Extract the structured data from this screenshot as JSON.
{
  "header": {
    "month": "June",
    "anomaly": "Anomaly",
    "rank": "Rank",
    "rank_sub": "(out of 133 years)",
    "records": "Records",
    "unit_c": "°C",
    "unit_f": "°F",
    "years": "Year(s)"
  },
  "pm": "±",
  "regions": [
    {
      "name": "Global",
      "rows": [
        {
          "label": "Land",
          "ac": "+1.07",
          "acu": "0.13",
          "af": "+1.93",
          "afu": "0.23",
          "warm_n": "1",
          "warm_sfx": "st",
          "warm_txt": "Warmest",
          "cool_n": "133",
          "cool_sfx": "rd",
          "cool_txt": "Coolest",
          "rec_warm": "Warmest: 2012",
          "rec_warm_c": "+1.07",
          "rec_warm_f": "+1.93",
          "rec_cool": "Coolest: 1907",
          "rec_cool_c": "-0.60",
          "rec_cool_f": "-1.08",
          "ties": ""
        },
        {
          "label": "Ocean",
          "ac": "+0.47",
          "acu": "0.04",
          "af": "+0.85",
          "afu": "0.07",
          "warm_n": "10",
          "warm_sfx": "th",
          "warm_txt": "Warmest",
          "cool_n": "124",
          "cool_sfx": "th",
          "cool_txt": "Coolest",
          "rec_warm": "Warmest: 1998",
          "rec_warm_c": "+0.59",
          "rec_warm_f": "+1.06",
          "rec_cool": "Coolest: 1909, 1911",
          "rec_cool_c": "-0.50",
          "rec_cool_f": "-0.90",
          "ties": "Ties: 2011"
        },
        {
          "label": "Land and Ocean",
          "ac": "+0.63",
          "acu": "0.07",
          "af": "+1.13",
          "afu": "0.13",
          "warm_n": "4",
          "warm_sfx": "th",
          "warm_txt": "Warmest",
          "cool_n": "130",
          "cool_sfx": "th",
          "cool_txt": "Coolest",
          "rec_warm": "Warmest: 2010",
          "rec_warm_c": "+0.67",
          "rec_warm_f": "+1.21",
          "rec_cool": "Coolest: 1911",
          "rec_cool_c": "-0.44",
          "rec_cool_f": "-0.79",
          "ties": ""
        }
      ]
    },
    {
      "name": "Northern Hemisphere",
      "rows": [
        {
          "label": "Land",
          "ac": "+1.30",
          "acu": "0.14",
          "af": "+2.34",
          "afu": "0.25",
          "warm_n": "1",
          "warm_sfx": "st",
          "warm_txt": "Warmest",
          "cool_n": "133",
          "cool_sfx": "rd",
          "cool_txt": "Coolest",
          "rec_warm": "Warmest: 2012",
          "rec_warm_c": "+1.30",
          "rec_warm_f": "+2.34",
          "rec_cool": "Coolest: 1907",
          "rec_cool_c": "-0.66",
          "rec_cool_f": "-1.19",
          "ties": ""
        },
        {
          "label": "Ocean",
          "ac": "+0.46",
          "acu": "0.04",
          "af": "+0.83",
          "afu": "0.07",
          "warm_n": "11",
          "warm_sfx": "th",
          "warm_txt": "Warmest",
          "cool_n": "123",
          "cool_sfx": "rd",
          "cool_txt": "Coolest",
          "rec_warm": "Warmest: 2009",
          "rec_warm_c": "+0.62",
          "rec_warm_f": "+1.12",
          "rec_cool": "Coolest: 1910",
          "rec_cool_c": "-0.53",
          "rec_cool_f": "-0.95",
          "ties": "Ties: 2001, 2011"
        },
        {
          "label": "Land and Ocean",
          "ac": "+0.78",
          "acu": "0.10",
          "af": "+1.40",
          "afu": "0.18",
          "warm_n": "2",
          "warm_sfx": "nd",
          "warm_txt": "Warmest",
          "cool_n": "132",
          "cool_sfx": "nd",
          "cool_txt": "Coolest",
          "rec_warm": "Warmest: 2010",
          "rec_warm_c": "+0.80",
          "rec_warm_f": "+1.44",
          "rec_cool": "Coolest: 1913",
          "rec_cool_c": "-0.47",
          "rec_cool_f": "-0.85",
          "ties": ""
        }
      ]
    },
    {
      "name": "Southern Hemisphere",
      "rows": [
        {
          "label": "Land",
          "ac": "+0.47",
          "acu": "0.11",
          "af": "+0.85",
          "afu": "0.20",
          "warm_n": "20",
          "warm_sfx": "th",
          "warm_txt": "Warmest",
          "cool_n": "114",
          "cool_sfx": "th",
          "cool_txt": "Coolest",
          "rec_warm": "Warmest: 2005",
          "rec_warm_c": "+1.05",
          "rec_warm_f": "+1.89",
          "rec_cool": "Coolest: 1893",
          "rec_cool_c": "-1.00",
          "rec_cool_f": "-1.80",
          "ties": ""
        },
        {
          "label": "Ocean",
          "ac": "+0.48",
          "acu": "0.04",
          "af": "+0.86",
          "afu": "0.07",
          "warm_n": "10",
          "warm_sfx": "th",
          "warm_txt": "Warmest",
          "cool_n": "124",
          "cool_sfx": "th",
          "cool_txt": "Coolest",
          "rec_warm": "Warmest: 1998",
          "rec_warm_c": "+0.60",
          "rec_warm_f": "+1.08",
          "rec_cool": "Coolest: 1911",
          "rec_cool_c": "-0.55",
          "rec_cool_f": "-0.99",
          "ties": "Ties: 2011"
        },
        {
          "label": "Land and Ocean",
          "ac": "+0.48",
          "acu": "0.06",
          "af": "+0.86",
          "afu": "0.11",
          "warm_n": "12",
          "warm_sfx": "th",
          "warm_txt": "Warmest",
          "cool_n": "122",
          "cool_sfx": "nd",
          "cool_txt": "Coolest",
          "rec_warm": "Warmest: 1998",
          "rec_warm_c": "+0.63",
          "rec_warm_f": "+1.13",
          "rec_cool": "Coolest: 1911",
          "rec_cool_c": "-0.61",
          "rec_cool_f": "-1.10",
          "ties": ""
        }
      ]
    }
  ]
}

--------------------------------------------------

EXERCISE: Extract every line from the records above that contains the word "name".

EXERCISE SOLUTION:
      "name": "Global",
      "name": "Northern Hemisphere",
      "name": "Southern Hemisphere",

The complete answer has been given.